● **Description of the task**
Extract each line holding the word "أحمد" from the entries.
___ Supplied information
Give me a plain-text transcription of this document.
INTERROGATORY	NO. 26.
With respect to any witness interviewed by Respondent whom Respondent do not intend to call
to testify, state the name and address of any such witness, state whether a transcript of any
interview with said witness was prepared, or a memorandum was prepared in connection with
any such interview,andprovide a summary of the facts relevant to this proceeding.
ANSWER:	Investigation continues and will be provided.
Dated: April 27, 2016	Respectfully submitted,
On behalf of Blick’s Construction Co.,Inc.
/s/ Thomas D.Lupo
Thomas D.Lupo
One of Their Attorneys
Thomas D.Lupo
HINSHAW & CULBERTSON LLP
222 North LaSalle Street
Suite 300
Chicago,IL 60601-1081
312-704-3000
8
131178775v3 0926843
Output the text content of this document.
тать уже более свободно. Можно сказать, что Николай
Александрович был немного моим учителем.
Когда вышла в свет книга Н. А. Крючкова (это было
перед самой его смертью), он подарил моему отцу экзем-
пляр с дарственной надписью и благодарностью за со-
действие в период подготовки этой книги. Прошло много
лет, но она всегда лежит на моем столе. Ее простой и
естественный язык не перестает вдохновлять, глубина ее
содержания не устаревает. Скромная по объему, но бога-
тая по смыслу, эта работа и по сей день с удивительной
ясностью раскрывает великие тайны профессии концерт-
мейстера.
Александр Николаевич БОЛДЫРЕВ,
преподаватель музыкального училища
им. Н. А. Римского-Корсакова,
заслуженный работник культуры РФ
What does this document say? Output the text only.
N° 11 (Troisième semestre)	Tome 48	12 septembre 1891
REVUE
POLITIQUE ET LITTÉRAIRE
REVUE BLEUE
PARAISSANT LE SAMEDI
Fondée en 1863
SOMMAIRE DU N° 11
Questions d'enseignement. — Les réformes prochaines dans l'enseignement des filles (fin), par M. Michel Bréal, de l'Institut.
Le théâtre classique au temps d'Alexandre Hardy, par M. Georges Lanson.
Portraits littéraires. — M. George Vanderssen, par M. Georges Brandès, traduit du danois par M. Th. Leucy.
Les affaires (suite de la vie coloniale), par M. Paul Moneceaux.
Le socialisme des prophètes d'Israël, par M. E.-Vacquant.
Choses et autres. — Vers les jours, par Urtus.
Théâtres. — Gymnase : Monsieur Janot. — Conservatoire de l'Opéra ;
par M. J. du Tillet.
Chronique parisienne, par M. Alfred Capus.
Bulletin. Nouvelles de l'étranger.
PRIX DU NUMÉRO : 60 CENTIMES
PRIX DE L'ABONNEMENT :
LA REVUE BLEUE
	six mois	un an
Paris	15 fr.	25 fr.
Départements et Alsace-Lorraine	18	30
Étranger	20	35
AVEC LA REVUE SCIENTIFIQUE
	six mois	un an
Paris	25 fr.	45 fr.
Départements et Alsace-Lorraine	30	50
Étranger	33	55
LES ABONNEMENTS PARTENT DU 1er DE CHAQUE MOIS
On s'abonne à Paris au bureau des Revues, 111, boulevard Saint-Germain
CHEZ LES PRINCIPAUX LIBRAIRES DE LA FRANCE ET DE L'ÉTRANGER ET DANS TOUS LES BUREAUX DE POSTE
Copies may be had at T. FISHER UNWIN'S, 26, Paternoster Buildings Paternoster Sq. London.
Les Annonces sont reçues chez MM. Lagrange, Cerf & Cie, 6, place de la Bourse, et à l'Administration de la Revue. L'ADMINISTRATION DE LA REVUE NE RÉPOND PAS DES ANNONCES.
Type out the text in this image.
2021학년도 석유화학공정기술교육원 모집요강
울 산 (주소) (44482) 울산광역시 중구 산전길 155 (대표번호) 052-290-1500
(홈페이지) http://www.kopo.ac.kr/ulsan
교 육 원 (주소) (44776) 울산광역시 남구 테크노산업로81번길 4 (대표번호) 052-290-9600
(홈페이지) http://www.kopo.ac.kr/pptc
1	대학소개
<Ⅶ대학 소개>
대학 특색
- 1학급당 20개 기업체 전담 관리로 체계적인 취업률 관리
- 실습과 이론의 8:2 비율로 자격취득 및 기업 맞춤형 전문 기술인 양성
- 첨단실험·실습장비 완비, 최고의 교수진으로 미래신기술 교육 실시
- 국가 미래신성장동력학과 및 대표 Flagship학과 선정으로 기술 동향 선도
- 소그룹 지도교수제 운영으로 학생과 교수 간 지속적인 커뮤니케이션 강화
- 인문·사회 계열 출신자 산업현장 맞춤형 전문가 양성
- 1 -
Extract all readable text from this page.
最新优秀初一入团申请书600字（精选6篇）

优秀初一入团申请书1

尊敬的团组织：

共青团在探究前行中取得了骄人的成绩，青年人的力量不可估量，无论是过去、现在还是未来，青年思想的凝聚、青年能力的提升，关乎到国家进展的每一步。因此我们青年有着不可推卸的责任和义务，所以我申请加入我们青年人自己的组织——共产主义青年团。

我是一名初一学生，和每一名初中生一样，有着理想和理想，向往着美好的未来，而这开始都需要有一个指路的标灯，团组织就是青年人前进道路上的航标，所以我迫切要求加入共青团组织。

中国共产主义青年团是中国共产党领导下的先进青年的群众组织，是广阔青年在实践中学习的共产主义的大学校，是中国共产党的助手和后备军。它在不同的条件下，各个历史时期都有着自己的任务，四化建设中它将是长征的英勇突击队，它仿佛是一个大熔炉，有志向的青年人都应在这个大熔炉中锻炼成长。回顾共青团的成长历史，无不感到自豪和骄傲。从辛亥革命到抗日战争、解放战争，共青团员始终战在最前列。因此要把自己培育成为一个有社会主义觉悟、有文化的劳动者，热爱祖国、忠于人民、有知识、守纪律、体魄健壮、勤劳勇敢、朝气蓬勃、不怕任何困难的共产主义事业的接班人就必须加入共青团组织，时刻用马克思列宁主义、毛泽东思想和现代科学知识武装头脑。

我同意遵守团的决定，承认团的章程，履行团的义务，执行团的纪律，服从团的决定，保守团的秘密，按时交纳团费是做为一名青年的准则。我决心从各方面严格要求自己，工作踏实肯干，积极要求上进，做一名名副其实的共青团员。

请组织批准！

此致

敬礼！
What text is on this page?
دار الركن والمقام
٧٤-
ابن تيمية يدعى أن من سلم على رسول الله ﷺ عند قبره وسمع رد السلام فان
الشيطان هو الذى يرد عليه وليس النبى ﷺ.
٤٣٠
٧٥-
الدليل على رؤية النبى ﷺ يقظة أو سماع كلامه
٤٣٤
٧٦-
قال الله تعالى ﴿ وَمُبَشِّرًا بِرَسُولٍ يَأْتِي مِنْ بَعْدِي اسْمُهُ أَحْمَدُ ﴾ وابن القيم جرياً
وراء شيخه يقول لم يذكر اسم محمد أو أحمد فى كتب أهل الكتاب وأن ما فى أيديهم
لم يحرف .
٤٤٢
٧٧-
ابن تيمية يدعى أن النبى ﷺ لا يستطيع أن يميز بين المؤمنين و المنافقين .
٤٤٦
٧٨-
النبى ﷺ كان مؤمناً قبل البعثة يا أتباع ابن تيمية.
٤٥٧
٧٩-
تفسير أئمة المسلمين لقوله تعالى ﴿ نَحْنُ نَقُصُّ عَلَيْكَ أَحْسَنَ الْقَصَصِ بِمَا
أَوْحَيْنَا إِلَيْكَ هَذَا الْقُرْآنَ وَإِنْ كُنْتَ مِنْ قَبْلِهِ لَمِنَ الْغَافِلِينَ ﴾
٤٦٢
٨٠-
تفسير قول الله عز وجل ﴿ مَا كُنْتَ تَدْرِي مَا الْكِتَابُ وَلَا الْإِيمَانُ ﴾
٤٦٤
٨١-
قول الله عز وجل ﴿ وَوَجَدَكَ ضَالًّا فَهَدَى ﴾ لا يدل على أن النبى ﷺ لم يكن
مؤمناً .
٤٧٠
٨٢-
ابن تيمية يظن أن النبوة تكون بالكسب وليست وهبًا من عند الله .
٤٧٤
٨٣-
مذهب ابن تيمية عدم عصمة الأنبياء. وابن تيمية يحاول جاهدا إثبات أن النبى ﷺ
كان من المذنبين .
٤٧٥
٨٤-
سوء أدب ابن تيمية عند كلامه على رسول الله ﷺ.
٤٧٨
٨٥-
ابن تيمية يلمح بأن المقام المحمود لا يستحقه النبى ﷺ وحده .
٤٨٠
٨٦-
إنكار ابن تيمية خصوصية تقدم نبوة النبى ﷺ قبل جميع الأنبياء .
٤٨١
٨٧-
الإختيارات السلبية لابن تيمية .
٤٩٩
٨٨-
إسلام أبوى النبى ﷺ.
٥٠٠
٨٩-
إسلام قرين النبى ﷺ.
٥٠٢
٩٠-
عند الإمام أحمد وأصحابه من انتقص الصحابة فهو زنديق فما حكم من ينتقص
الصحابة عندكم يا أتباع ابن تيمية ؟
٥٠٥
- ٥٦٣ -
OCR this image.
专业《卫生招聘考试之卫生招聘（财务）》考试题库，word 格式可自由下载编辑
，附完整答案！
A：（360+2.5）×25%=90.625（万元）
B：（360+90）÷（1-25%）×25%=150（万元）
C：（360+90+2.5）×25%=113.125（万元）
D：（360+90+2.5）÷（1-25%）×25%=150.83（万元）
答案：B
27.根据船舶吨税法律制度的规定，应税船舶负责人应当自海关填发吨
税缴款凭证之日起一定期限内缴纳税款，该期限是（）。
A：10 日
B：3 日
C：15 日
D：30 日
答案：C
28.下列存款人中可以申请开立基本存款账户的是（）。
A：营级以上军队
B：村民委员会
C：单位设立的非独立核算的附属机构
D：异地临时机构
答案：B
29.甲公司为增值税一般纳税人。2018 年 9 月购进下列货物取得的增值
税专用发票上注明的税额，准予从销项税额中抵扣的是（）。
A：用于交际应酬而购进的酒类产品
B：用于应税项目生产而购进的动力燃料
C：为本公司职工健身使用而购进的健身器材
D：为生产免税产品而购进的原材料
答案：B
______
● **The response**
وراء شيخه يقول لم يذكر اسم محمد أو أحمد فى كتب أهل الكتاب وأن ما فى أيديهم
عند الإمام أحمد وأصحابه من انتقص الصحابة فهو زنديق فما حكم من ينتقص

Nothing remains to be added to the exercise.